**WORK TO DO:**
Output the stretch of the listing from the line containing "Point — [832, 682, 855, 697]" through the line containing "Point — [482, 678, 505, 692]" as a JSON list of strings, one string per line, leaving out blank lines.

**ENTRIES:**
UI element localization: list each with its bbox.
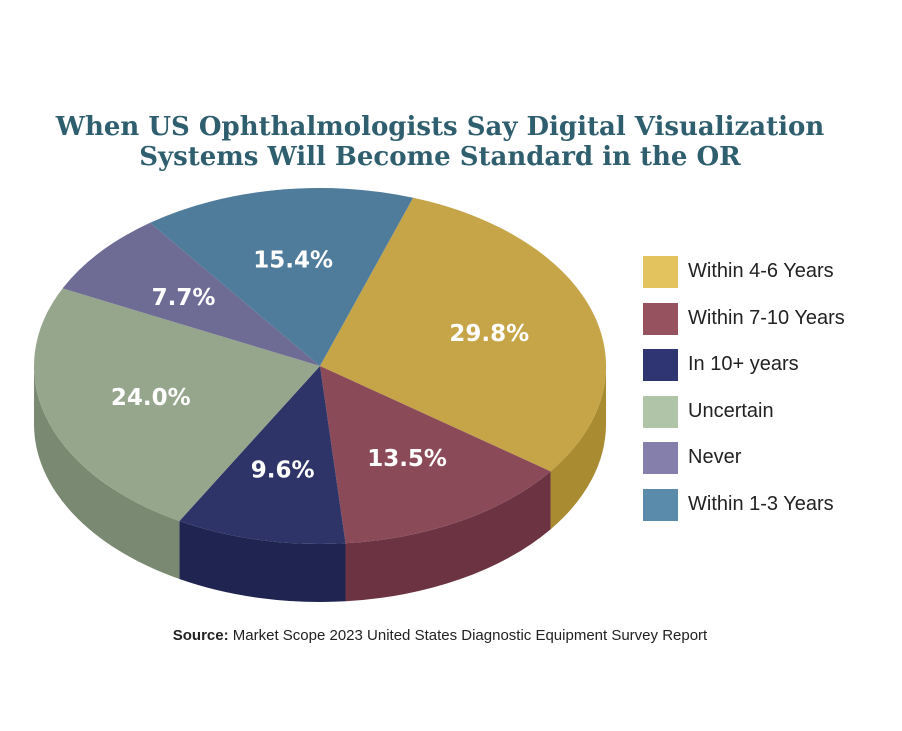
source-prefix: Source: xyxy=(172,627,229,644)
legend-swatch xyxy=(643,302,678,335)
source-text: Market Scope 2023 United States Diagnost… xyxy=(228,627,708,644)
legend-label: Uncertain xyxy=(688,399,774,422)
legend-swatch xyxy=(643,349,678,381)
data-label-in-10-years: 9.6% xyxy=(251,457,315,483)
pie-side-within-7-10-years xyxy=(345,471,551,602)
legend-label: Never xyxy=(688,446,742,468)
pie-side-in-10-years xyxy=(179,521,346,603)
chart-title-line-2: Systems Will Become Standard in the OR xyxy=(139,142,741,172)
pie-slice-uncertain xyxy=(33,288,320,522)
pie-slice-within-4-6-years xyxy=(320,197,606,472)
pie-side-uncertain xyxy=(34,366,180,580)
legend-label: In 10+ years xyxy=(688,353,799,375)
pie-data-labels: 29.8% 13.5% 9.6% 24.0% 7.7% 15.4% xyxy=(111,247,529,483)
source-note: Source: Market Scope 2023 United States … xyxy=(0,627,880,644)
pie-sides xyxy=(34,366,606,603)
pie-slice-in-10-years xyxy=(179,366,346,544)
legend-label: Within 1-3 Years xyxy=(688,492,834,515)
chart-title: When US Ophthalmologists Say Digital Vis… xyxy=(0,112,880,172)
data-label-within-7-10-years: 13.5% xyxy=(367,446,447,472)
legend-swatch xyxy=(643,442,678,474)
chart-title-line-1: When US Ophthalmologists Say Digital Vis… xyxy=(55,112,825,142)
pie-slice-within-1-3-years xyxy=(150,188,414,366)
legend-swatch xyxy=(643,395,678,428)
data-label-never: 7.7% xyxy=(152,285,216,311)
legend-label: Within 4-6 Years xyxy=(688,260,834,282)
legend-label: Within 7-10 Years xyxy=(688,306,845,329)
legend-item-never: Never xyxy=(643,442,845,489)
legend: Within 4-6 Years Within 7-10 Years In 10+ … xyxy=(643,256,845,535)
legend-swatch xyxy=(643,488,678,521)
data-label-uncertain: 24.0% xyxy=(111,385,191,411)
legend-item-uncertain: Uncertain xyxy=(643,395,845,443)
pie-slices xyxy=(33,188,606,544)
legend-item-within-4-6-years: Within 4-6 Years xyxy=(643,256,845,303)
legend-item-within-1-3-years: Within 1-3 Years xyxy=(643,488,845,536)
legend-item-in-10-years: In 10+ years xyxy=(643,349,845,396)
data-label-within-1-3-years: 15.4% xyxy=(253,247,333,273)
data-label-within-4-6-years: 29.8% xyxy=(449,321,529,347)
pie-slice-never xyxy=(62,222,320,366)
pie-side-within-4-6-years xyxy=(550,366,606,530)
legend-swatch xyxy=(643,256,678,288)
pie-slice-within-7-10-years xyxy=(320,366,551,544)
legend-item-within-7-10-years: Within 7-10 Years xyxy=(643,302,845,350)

--

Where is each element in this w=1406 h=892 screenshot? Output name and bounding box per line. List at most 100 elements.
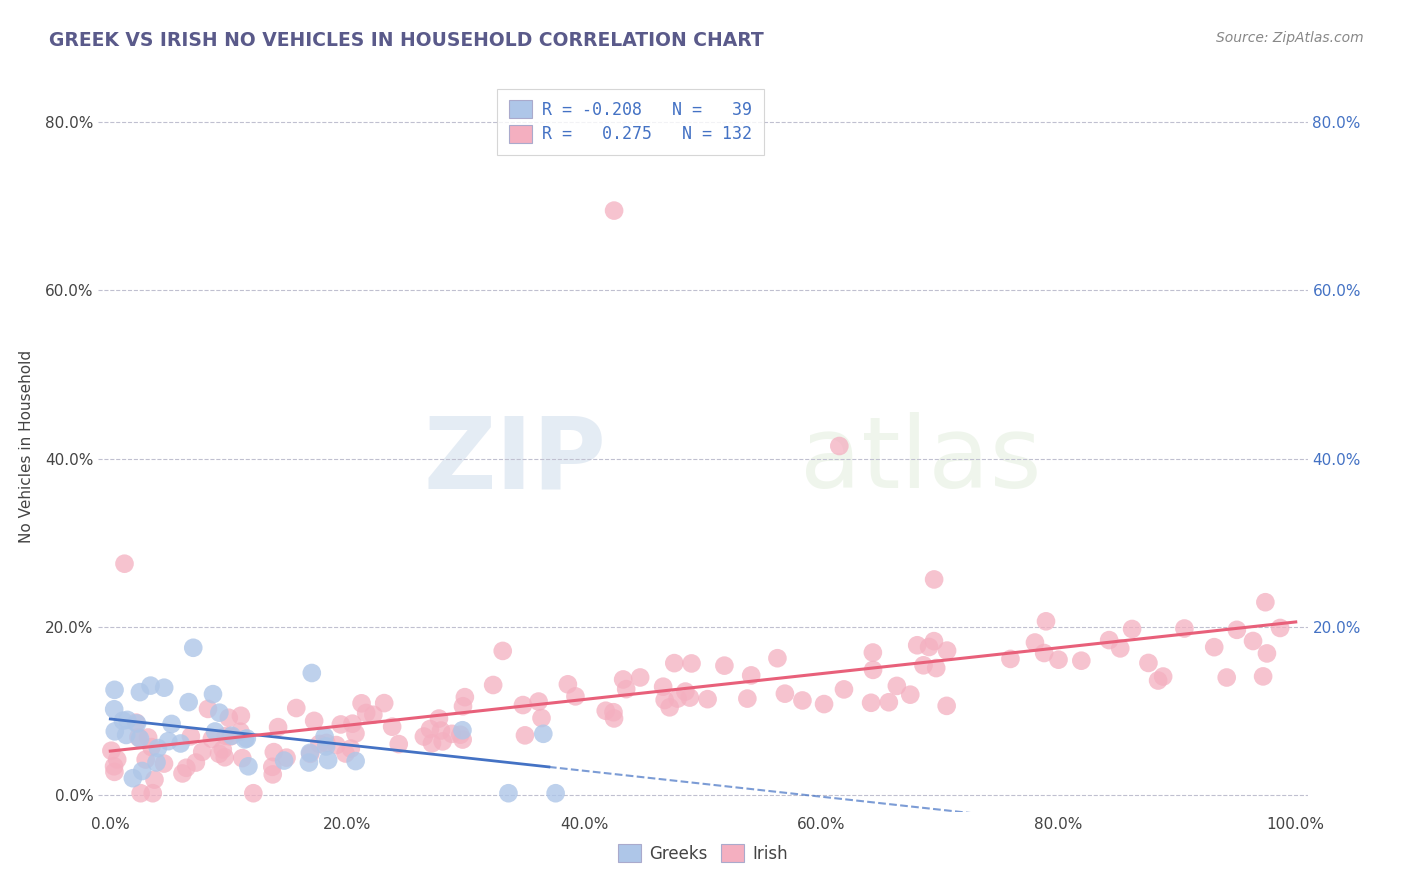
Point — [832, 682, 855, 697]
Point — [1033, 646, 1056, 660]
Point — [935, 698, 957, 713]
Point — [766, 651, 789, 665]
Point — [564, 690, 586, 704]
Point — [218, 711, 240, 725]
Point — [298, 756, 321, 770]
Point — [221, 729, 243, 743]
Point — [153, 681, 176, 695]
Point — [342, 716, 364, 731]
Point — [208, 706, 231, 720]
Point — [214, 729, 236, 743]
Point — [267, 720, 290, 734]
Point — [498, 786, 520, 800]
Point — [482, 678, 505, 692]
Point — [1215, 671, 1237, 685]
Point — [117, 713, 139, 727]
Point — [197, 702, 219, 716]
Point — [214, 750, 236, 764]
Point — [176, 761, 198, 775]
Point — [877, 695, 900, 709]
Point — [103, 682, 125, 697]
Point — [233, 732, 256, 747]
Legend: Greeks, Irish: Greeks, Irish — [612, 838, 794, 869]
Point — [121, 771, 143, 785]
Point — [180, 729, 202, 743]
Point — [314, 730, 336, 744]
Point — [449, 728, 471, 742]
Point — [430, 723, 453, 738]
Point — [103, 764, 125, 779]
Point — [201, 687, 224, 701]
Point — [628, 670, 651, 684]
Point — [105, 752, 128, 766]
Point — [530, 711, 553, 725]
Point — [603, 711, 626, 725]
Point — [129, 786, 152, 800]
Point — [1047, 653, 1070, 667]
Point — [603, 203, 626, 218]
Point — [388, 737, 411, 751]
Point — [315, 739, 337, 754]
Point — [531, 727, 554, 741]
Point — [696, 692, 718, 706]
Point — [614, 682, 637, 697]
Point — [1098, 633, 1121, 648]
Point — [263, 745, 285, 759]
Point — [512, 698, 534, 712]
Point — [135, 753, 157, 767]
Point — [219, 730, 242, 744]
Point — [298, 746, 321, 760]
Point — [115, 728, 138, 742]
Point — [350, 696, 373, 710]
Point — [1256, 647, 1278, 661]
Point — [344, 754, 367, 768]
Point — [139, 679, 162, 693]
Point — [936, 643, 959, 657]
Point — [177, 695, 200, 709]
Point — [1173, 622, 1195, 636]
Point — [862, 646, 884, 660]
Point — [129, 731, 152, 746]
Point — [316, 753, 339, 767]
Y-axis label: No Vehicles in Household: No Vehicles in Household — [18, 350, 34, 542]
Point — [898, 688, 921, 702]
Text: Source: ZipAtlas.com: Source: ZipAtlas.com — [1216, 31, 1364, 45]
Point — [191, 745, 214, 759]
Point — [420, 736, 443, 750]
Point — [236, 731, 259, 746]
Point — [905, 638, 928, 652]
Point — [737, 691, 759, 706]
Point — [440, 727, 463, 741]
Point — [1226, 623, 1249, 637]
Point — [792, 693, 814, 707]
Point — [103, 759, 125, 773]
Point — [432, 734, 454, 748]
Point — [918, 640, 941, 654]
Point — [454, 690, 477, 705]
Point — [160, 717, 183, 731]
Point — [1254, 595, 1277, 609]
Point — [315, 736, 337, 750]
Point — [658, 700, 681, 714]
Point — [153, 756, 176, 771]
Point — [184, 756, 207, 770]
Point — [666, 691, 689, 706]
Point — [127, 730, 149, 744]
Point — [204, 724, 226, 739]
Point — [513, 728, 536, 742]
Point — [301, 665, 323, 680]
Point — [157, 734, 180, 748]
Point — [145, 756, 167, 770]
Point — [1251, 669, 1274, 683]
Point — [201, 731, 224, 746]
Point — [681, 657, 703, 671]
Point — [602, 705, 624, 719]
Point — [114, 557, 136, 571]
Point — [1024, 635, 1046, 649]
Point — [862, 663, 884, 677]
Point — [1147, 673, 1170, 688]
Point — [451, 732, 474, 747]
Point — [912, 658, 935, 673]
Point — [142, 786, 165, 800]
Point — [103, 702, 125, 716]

==

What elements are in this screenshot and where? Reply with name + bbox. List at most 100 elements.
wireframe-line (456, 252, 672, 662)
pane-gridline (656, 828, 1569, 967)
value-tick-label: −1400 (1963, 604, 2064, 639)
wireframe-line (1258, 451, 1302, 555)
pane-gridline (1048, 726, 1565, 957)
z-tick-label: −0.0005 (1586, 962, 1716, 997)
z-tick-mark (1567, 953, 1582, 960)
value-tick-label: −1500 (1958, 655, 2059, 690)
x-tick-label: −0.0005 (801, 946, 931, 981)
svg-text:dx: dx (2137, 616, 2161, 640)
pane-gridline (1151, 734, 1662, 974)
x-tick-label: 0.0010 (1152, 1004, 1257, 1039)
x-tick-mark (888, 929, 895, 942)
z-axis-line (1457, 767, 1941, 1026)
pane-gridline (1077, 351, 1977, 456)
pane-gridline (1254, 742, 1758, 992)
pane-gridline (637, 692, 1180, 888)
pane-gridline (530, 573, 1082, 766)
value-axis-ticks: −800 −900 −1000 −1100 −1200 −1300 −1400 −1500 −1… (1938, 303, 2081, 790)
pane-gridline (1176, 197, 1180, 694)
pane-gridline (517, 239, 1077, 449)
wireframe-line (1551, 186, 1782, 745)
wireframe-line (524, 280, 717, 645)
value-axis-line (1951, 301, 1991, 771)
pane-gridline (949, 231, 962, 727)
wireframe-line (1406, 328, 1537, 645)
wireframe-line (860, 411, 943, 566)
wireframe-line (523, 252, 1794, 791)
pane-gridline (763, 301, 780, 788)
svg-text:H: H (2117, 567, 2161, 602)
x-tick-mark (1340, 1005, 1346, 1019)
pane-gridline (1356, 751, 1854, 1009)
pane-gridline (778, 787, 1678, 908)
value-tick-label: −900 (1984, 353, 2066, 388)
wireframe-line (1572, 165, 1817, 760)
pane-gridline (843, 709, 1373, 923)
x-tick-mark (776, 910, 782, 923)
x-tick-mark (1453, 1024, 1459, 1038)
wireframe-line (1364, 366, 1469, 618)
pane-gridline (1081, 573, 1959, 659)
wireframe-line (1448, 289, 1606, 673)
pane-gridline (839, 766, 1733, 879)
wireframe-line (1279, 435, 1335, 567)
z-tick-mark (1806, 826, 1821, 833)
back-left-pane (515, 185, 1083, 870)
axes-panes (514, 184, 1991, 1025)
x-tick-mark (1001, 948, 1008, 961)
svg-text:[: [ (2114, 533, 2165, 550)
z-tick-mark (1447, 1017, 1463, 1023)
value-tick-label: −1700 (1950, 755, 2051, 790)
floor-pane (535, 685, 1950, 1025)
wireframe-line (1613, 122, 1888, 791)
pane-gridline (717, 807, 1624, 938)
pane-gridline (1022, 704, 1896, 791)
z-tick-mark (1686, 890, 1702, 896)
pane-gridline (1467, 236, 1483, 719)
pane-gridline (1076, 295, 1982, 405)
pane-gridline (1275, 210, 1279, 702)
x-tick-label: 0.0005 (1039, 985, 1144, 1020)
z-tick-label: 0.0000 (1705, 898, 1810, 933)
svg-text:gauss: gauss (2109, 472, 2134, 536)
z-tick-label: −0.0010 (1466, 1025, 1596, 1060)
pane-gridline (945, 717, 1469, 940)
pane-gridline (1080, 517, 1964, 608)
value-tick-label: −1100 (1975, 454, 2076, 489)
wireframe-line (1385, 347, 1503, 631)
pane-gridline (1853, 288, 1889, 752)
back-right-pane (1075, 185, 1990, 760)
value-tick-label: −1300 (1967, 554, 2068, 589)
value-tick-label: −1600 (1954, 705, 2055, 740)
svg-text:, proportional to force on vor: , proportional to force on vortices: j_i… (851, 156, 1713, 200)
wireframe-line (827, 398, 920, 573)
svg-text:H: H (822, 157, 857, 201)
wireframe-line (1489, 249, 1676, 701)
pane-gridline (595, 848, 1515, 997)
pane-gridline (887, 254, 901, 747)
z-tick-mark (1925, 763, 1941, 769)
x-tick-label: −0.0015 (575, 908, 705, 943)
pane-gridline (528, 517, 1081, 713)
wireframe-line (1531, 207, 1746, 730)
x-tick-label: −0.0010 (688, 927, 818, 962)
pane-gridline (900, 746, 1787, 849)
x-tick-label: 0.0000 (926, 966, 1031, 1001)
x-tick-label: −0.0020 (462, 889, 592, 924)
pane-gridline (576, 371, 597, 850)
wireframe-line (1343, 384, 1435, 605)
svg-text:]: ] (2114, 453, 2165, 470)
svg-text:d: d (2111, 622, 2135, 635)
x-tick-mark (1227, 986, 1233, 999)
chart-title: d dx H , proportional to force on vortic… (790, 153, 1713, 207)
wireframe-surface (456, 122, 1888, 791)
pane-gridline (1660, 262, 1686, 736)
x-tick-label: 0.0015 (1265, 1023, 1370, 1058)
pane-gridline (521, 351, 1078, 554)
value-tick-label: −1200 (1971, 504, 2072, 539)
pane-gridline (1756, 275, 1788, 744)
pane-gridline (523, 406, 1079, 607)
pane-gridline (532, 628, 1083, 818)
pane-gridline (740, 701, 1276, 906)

**RESPONSE TO THIS TASK:**
[
  "Point — [832, 682, 855, 697]",
  "Point — [1033, 646, 1056, 660]",
  "Point — [935, 698, 957, 713]",
  "Point — [766, 651, 789, 665]",
  "Point — [564, 690, 586, 704]",
  "Point — [218, 711, 240, 725]",
  "Point — [298, 756, 321, 770]",
  "Point — [221, 729, 243, 743]",
  "Point — [153, 681, 176, 695]",
  "Point — [342, 716, 364, 731]",
  "Point — [208, 706, 231, 720]",
  "Point — [214, 729, 236, 743]",
  "Point — [267, 720, 290, 734]",
  "Point — [498, 786, 520, 800]",
  "Point — [482, 678, 505, 692]"
]